Go through the records underneath and count the lines that include the string "point". Give nothing but the number.
━━ THE INPUT
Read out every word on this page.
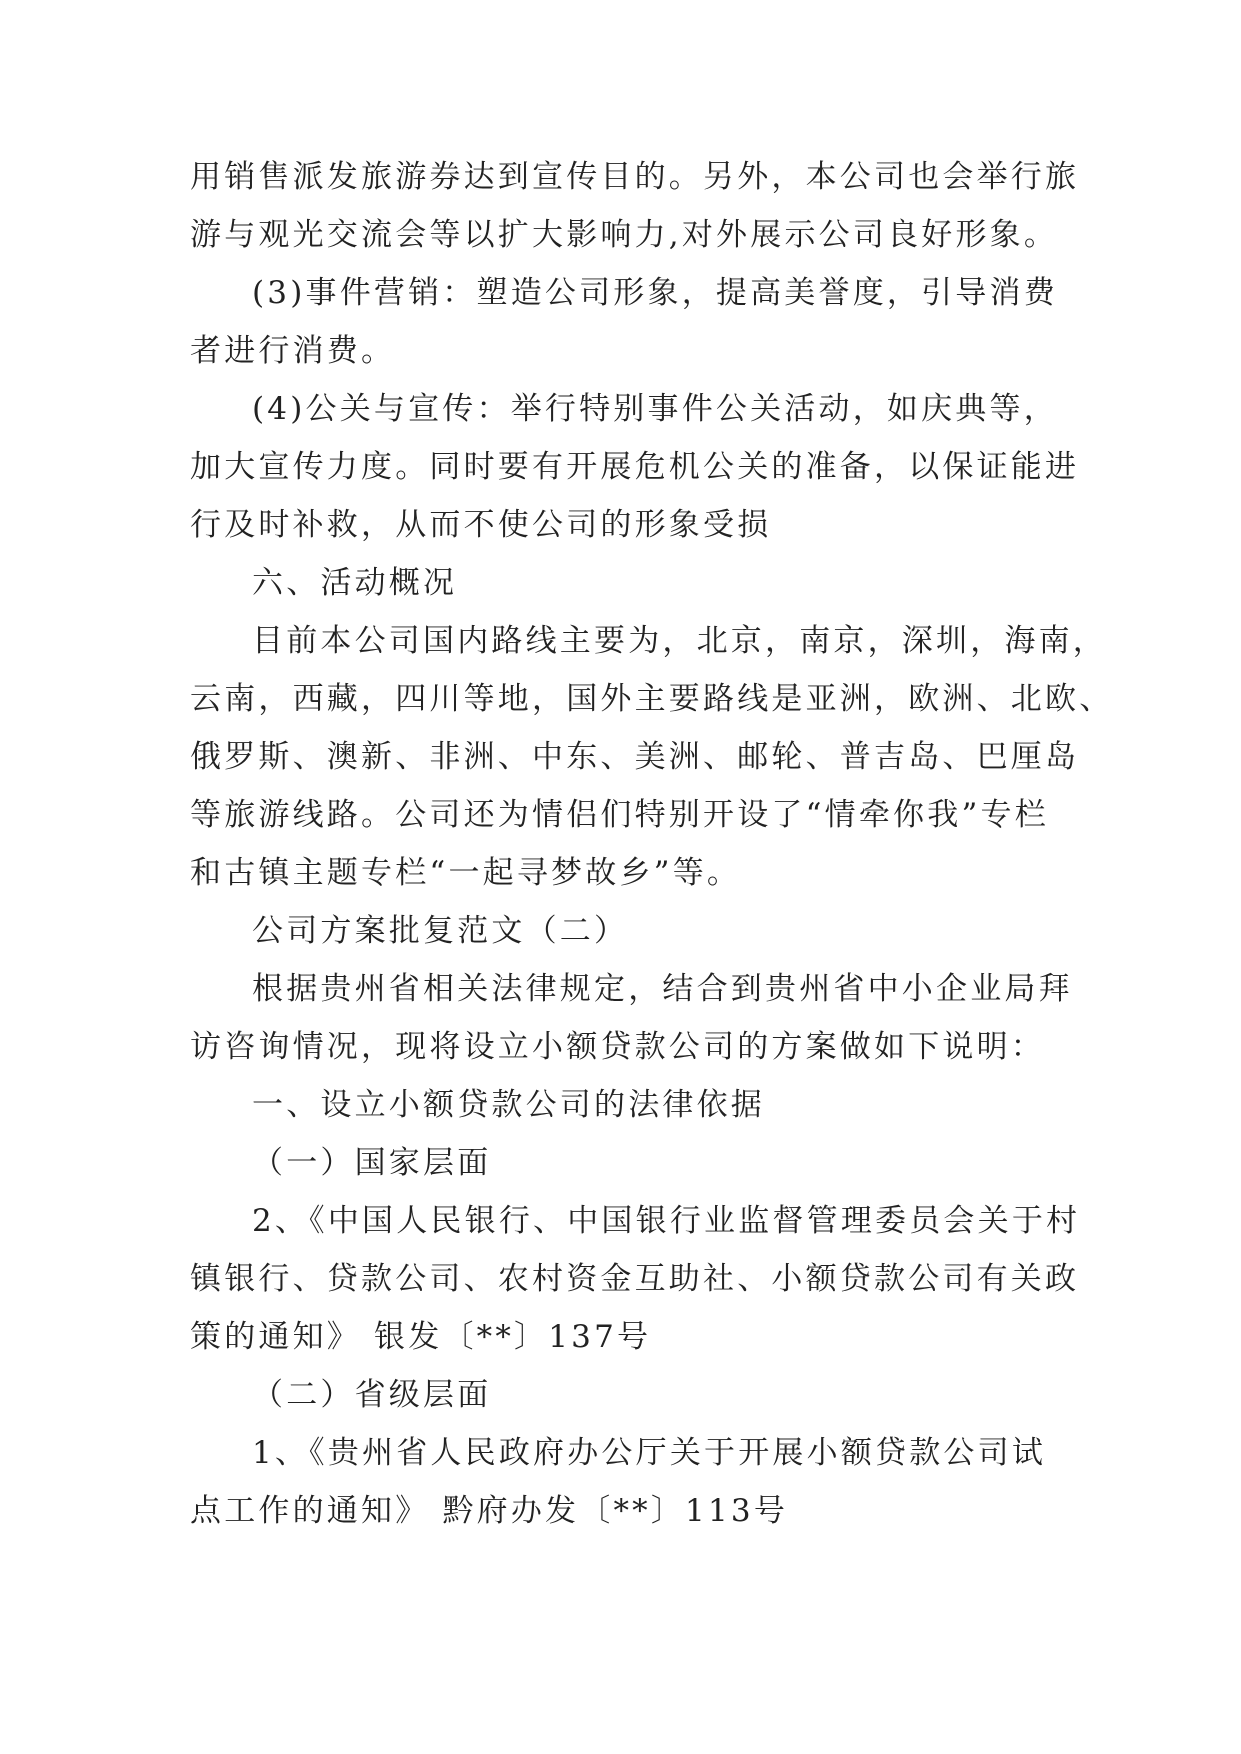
用销售派发旅游券达到宣传目的。另外，本公司也会举行旅
游与观光交流会等以扩大影响力,对外展示公司良好形象。
(3)事件营销：塑造公司形象，提高美誉度，引导消费
者进行消费。
(4)公关与宣传：举行特别事件公关活动，如庆典等，
加大宣传力度。同时要有开展危机公关的准备，以保证能进
行及时补救，从而不使公司的形象受损
六、活动概况
目前本公司国内路线主要为，北京，南京，深圳，海南，
云南，西藏，四川等地，国外主要路线是亚洲，欧洲、北欧、
俄罗斯、澳新、非洲、中东、美洲、邮轮、普吉岛、巴厘岛
等旅游线路。公司还为情侣们特别开设了“情牵你我”专栏
和古镇主题专栏“一起寻梦故乡”等。
公司方案批复范文（二）
根据贵州省相关法律规定，结合到贵州省中小企业局拜
访咨询情况，现将设立小额贷款公司的方案做如下说明：
一、设立小额贷款公司的法律依据
（一）国家层面
2、《中国人民银行、中国银行业监督管理委员会关于村
镇银行、贷款公司、农村资金互助社、小额贷款公司有关政
策的通知》 银发〔**〕137号
（二）省级层面
1、《贵州省人民政府办公厅关于开展小额贷款公司试
点工作的通知》 黔府办发〔**〕113号
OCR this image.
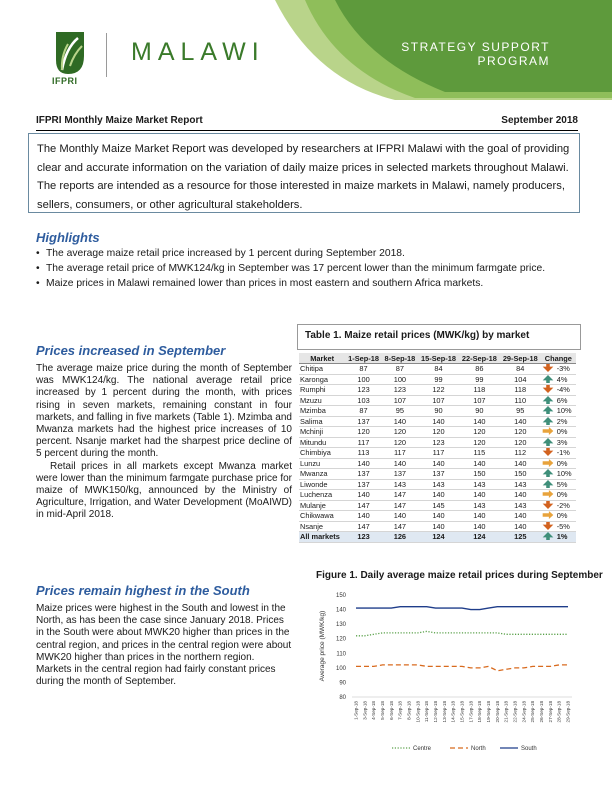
IFPRI
MALAWI	STRATEGY SUPPORT
PROGRAM
IFPRI Monthly Maize Market Report	September 2018
The Monthly Maize Market Report was developed by researchers at IFPRI Malawi with the goal of providing clear and accurate information on the variation of daily maize prices in selected markets throughout Malawi. The reports are intended as a resource for those interested in maize markets in Malawi, namely producers, sellers, consumers, or other agricultural stakeholders.
Highlights
• The average maize retail price increased by 1 percent during September 2018.
• The average retail price of MWK124/kg in September was 17 percent lower than the minimum farmgate price.
• Maize prices in Malawi remained lower than prices in most eastern and southern Africa markets.
Prices increased in September
The average maize price during the month of September was MWK124/kg. The national average retail price increased by 1 percent during the month, with prices rising in seven markets, remaining constant in four markets, and falling in five markets (Table 1). Mzimba and Mwanza markets had the highest price increases of 10 percent. Nsanje market had the sharpest price decline of 5 percent during the month.
Retail prices in all markets except Mwanza market were lower than the minimum farmgate purchase price for maize of MWK150/kg, announced by the Ministry of Agriculture, Irrigation, and Water Development (MoAIWD) in mid-April 2018.
Prices remain highest in the South
Maize prices were highest in the South and lowest in the North, as has been the case since January 2018. Prices in the South were about MWK20 higher than prices in the central region, and prices in the central region were about MWK20 higher than prices in the northern region. Markets in the central region had fairly constant prices during the month of September.
Table 1. Maize retail prices (MWK/kg) by market
Market	1-Sep-18	8-Sep-18	15-Sep-18	22-Sep-18	29-Sep-18	Change
Chitipa	87	87	84	86	84	-3%
Karonga	100	100	99	99	104	4%
Rumphi	123	123	122	118	118	-4%
Mzuzu	103	107	107	107	110	6%
Mzimba	87	95	90	90	95	10%
Salima	137	140	140	140	140	2%
Mchinji	120	120	120	120	120	0%
Mitundu	117	120	123	120	120	3%
Chimbiya	113	117	117	115	112	-1%
Lunzu	140	140	140	140	140	0%
Mwanza	137	137	137	150	150	10%
Liwonde	137	143	143	143	143	5%
Luchenza	140	147	140	140	140	0%
Mulanje	147	147	145	143	143	-2%
Chikwawa	140	140	140	140	140	0%
Nsanje	147	147	140	140	140	-5%
All markets	123	126	124	124	125	1%
Figure 1. Daily average maize retail prices during September
80
90
100
110
120
130
140
150
Average price (MWK/kg)
1-Sep-18 3-Sep-18 4-Sep-18 5-Sep-18 6-Sep-18 7-Sep-18 8-Sep-18 10-Sep-18 11-Sep-18 12-Sep-18 13-Sep-18 14-Sep-18 15-Sep-18 17-Sep-18 18-Sep-18 19-Sep-18 20-Sep-18 21-Sep-18 22-Sep-18 24-Sep-18 25-Sep-18 26-Sep-18 27-Sep-18 28-Sep-18 29-Sep-18
Centre	North	South
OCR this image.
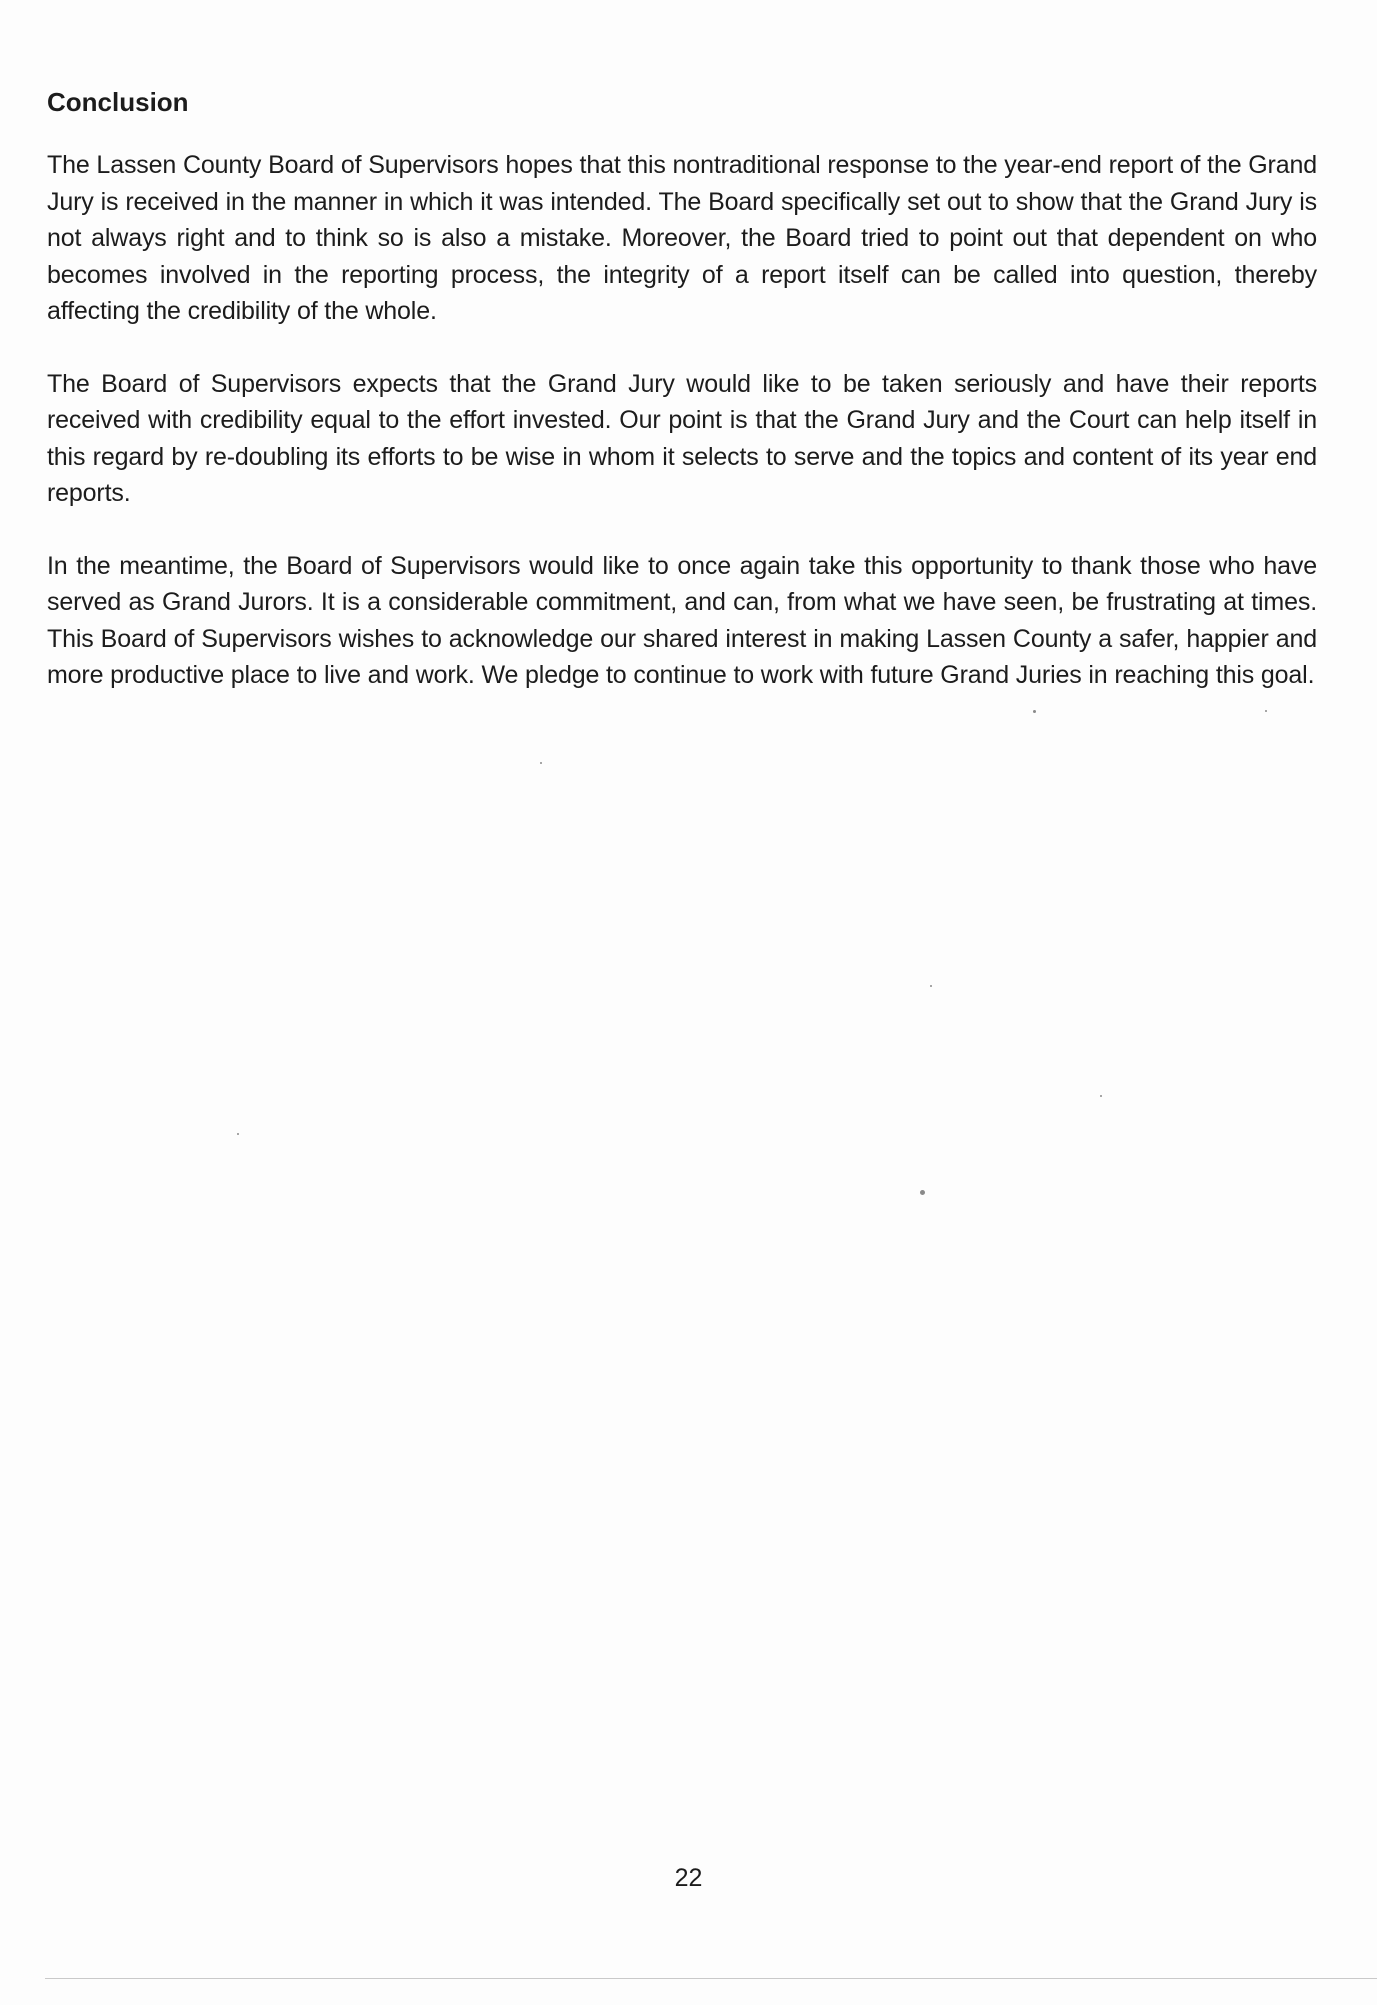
Conclusion

The Lassen County Board of Supervisors hopes that this nontraditional response to the year-end report of the Grand Jury is received in the manner in which it was intended. The Board specifically set out to show that the Grand Jury is not always right and to think so is also a mistake. Moreover, the Board tried to point out that dependent on who becomes involved in the reporting process, the integrity of a report itself can be called into question, thereby affecting the credibility of the whole.

The Board of Supervisors expects that the Grand Jury would like to be taken seriously and have their reports received with credibility equal to the effort invested. Our point is that the Grand Jury and the Court can help itself in this regard by re-doubling its efforts to be wise in whom it selects to serve and the topics and content of its year end reports.

In the meantime, the Board of Supervisors would like to once again take this opportunity to thank those who have served as Grand Jurors. It is a considerable commitment, and can, from what we have seen, be frustrating at times. This Board of Supervisors wishes to acknowledge our shared interest in making Lassen County a safer, happier and more productive place to live and work. We pledge to continue to work with future Grand Juries in reaching this goal.

22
━━━━
RESPONSE:
2